> _Written problem_: Single out the lines that include the word "Алтайский". Copy them.

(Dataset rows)
———
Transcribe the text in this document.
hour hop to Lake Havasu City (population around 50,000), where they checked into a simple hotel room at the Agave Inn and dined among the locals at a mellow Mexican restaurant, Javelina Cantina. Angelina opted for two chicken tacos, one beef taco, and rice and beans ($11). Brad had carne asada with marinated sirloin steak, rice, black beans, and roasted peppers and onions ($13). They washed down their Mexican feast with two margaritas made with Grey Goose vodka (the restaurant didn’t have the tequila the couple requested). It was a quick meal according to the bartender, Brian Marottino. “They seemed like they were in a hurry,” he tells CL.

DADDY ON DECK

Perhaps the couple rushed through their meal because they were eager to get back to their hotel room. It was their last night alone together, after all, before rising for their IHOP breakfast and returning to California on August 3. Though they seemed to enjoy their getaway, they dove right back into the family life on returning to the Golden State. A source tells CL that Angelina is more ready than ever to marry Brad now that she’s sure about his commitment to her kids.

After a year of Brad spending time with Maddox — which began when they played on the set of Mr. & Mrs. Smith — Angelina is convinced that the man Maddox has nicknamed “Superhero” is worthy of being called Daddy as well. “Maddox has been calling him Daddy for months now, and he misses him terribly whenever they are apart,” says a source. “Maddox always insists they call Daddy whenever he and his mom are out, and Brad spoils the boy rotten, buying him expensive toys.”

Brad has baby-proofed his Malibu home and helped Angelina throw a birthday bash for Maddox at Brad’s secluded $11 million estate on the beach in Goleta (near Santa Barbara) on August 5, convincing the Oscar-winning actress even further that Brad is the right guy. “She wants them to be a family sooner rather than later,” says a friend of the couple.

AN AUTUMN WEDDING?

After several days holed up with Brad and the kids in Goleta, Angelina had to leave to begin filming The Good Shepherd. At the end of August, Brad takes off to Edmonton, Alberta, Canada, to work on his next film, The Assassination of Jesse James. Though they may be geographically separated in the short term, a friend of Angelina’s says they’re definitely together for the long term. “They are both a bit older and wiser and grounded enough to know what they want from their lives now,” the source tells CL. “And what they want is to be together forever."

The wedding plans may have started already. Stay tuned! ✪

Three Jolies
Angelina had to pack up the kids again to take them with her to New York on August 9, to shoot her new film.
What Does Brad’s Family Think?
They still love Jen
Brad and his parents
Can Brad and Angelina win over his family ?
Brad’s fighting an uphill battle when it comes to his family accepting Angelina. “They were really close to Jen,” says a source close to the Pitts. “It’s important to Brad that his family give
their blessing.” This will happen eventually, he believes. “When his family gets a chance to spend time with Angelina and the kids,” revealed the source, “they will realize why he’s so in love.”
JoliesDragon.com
———
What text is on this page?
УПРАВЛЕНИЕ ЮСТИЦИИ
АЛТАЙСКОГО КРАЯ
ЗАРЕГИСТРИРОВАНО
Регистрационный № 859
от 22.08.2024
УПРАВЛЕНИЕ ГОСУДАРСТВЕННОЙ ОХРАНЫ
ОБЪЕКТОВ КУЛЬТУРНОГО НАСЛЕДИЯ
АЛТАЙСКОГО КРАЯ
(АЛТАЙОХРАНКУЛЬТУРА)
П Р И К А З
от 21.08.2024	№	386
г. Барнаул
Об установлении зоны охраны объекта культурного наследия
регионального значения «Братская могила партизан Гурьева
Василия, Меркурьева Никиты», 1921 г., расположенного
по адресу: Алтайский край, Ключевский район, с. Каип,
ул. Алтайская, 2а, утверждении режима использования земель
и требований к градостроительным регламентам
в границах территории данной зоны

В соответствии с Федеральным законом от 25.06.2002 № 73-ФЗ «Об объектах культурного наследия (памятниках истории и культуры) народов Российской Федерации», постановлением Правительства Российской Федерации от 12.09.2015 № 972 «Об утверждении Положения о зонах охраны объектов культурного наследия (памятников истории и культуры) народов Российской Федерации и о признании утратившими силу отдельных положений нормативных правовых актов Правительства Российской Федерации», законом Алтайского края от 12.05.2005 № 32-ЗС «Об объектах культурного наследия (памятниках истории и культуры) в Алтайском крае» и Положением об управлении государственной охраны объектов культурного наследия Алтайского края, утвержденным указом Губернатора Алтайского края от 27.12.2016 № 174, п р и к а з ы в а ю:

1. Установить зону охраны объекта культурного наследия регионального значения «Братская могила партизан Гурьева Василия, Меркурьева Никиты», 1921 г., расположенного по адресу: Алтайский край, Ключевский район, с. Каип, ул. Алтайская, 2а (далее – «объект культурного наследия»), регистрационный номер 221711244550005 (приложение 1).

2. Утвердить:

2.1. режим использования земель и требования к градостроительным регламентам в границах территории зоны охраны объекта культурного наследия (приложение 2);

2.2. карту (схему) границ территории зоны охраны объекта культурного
———
> _Correct result_:
по адресу: Алтайский край, Ключевский район, с. Каип,
1. Установить зону охраны объекта культурного наследия регионального значения «Братская могила партизан Гурьева Василия, Меркурьева Никиты», 1921 г., расположенного по адресу: Алтайский край, Ключевский район, с. Каип, ул. Алтайская, 2а (далее – «объект культурного наследия»), регистрационный номер 221711244550005 (приложение 1).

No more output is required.